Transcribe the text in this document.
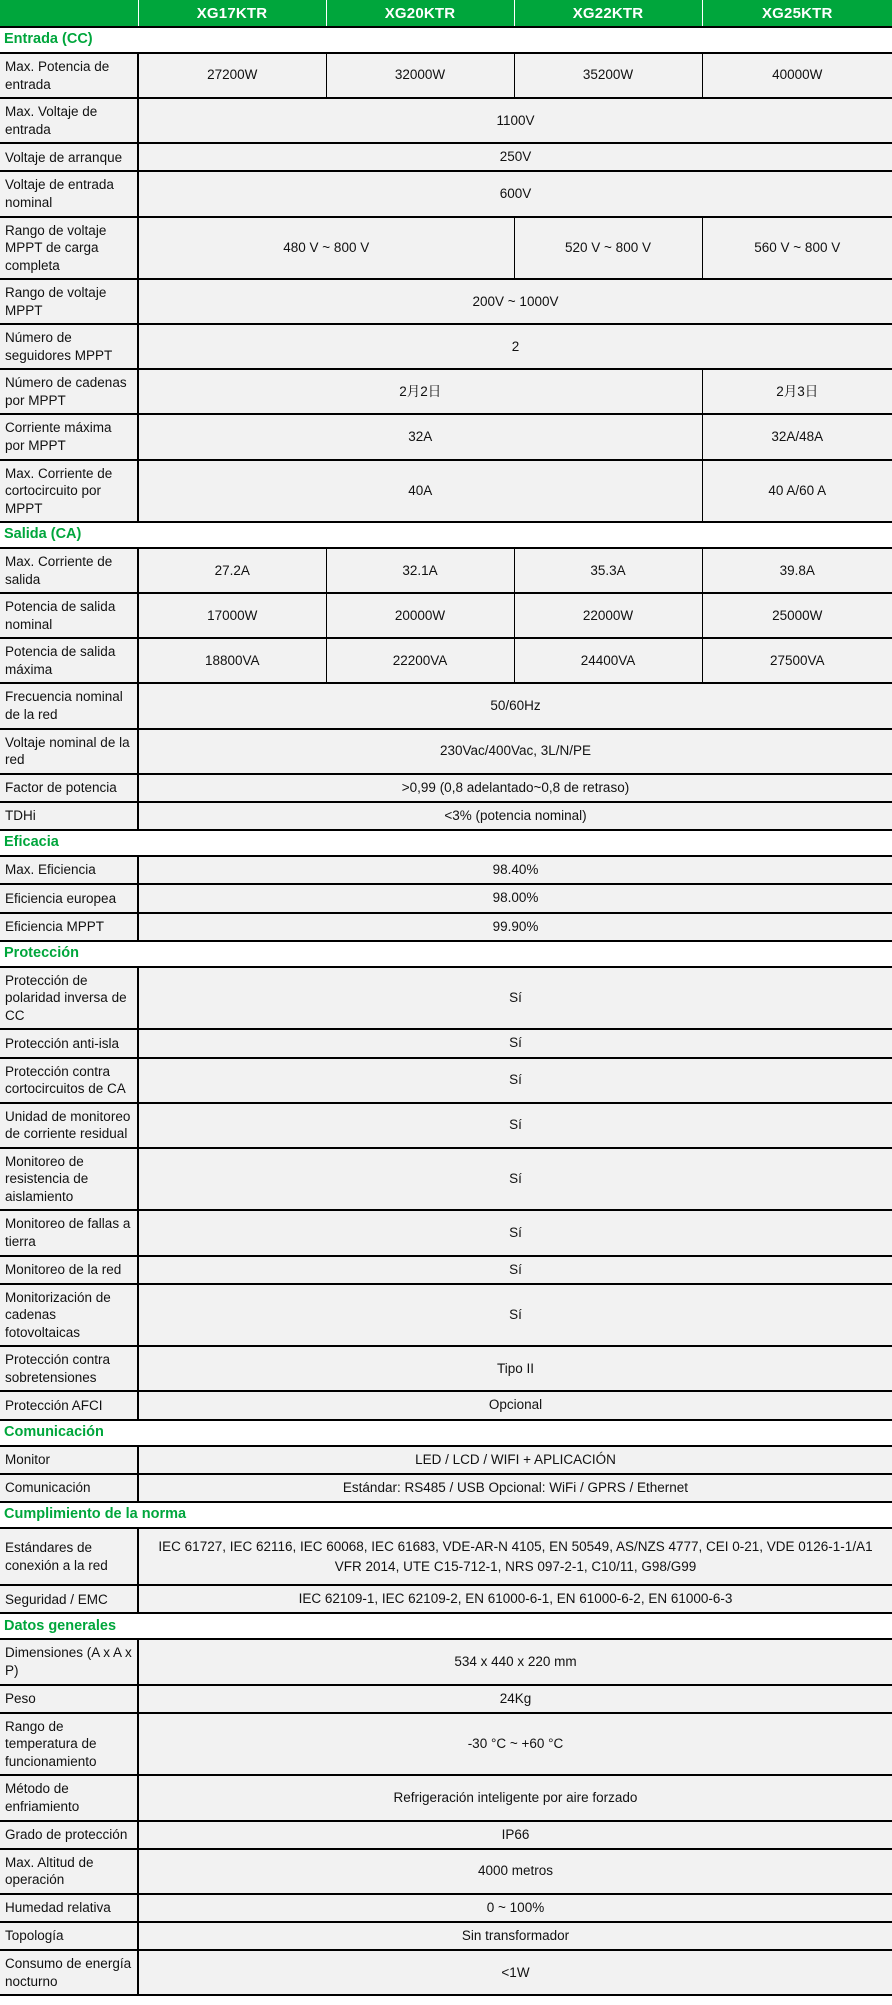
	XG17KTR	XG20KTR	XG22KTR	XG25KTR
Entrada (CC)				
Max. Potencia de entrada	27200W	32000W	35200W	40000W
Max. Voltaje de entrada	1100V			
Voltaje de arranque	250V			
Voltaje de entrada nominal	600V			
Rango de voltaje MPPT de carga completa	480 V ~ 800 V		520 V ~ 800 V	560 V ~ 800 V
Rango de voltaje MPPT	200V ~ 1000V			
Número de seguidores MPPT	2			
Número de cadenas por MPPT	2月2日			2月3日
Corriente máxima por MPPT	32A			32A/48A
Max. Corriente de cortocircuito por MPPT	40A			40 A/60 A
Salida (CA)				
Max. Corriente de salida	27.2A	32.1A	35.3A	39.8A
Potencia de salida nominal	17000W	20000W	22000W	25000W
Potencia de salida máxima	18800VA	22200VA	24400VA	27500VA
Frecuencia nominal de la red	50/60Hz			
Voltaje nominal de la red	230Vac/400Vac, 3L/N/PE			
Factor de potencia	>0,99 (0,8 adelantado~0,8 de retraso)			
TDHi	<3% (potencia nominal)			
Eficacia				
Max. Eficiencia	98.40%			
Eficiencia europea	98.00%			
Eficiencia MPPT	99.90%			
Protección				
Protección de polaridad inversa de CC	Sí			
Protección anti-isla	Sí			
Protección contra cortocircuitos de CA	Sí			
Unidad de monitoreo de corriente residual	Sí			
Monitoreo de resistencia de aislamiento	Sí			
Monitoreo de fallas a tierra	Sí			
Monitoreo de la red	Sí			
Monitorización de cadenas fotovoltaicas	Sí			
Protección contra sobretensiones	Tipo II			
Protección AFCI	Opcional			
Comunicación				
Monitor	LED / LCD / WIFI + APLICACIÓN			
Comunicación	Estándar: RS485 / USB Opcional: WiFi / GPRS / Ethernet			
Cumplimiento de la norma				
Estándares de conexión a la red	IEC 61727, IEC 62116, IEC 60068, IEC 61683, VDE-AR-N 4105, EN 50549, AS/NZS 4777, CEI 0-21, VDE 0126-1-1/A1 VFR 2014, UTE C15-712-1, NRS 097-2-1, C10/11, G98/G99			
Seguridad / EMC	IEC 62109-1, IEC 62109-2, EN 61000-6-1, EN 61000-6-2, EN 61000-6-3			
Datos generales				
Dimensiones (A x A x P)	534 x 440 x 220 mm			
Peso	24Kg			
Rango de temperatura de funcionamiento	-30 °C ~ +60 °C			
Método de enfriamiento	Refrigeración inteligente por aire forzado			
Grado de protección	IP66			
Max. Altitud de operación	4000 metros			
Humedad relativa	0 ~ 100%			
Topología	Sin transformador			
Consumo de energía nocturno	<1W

---

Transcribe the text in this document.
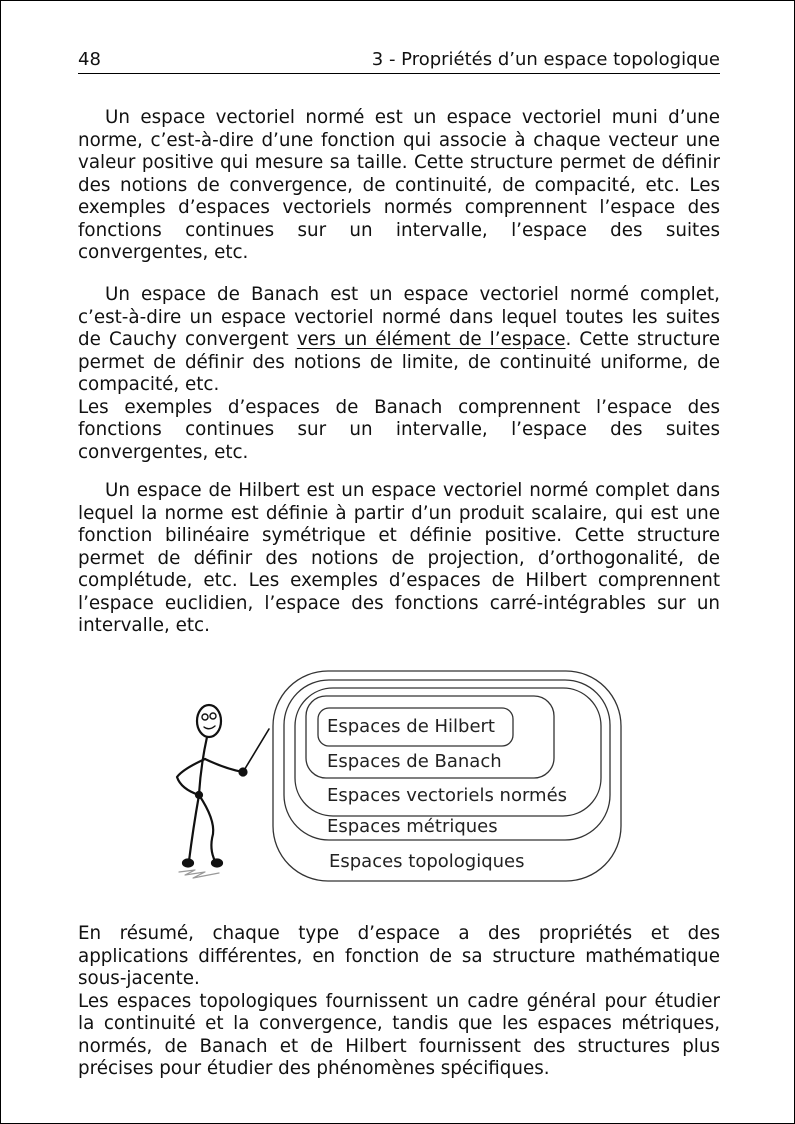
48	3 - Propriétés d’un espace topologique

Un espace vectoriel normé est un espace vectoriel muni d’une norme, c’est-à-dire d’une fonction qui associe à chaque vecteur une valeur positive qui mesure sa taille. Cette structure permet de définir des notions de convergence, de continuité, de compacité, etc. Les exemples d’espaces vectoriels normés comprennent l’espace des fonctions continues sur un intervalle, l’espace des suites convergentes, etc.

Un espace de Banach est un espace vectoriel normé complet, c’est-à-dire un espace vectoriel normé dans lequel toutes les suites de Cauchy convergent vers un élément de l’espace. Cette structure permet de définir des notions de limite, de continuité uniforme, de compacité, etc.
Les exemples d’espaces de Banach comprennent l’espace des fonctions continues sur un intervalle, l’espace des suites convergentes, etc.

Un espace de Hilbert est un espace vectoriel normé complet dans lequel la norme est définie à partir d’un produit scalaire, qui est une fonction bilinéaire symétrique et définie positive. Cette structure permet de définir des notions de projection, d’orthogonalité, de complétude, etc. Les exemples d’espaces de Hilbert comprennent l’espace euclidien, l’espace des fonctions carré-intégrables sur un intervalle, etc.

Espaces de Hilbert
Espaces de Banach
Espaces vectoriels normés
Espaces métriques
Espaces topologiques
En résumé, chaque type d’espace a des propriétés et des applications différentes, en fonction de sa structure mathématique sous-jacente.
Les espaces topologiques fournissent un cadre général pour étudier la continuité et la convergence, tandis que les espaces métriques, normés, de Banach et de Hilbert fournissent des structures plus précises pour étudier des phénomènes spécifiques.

* * *

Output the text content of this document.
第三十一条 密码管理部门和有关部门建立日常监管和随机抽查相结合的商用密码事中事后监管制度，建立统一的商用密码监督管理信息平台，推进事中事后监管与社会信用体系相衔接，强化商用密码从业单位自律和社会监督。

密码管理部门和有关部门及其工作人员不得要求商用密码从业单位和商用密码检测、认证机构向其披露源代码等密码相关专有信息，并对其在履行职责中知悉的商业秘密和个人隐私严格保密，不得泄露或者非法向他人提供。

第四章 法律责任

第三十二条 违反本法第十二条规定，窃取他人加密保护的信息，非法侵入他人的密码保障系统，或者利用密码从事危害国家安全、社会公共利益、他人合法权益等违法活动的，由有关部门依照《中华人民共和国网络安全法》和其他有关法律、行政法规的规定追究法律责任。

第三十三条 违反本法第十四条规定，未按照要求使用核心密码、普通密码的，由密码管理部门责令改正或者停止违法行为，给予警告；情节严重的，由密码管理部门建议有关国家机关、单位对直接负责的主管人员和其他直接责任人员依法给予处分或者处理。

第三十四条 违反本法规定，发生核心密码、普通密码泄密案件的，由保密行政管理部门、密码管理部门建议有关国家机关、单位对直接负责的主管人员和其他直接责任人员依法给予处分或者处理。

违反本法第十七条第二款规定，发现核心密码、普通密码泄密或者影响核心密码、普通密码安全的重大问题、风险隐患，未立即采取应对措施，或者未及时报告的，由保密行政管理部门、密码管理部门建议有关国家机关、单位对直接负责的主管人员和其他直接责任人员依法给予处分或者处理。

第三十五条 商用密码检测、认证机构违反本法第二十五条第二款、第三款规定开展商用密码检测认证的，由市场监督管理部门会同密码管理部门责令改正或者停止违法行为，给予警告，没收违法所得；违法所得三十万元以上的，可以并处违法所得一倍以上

• Your task
Copy all lines from the material that contain "Cette".

• Answer below
Un espace vectoriel normé est un espace vectoriel muni d’une norme, c’est-à-dire d’une fonction qui associe à chaque vecteur une valeur positive qui mesure sa taille. Cette structure permet de définir des notions de convergence, de continuité, de compacité, etc. Les exemples d’espaces vectoriels normés comprennent l’espace des fonctions continues sur un intervalle, l’espace des suites convergentes, etc.
Un espace de Banach est un espace vectoriel normé complet, c’est-à-dire un espace vectoriel normé dans lequel toutes les suites de Cauchy convergent vers un élément de l’espace. Cette structure permet de définir des notions de limite, de continuité uniforme, de compacité, etc.
Un espace de Hilbert est un espace vectoriel normé complet dans lequel la norme est définie à partir d’un produit scalaire, qui est une fonction bilinéaire symétrique et définie positive. Cette structure permet de définir des notions de projection, d’orthogonalité, de complétude, etc. Les exemples d’espaces de Hilbert comprennent l’espace euclidien, l’espace des fonctions carré-intégrables sur un intervalle, etc.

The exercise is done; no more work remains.